--- begin Source data ---

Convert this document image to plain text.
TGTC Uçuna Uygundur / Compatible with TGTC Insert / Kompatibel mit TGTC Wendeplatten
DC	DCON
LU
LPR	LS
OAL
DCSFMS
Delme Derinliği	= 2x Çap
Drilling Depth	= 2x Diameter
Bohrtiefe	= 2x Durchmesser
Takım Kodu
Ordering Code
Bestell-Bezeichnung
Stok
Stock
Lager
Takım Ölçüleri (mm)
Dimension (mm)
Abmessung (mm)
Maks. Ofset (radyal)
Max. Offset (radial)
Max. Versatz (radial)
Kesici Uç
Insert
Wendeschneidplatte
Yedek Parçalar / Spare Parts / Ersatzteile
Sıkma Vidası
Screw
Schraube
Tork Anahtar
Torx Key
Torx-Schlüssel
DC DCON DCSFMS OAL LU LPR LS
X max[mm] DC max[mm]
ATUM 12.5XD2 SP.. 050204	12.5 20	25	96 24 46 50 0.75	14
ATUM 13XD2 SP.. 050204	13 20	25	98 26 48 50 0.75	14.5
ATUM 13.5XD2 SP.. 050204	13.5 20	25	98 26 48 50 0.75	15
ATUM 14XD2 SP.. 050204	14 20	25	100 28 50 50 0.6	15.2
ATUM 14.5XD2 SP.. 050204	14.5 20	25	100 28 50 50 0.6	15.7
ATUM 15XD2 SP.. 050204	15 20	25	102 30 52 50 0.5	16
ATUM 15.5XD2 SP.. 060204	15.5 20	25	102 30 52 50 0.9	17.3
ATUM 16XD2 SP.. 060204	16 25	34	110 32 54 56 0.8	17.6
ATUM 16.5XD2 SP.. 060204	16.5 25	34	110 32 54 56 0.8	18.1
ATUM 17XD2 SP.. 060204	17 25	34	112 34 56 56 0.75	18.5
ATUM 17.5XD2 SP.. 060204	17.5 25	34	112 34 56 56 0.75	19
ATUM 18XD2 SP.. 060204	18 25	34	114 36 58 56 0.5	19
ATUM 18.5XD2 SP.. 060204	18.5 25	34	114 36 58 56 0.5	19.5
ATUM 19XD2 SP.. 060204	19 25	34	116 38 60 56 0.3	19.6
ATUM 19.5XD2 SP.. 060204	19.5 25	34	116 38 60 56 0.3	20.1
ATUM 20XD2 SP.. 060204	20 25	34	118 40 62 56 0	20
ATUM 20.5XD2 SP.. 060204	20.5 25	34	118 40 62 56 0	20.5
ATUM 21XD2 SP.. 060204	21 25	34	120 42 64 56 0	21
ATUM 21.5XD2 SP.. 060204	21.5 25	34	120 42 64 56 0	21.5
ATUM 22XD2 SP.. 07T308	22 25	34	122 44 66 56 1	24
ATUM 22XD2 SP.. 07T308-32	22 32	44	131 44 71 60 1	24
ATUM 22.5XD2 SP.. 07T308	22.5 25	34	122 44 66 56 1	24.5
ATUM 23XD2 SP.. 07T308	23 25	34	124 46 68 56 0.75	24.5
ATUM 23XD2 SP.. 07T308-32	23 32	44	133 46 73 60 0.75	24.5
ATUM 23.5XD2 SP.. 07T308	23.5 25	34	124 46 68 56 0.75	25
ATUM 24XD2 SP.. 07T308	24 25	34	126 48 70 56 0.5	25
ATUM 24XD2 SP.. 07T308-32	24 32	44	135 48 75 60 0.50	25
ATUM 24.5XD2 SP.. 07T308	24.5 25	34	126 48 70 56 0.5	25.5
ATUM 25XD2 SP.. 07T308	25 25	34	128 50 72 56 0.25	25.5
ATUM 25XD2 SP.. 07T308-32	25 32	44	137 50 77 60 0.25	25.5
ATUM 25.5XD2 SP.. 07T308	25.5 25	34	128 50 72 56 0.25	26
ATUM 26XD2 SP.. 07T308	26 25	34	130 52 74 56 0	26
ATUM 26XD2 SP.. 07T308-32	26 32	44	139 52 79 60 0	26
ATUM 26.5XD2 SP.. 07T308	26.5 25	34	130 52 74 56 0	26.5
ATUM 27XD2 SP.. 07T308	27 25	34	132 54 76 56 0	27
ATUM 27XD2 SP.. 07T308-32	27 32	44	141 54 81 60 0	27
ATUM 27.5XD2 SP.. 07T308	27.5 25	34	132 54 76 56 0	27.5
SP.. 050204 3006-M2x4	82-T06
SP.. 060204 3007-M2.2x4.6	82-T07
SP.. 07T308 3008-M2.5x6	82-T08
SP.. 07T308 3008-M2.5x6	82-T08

--- end Source data ---

Exercise details:
Pull every line containing the word "Insert" out of the entries above.

Solution for this task:
TGTC Uçuna Uygundur / Compatible with TGTC Insert / Kompatibel mit TGTC Wendeplatten
Insert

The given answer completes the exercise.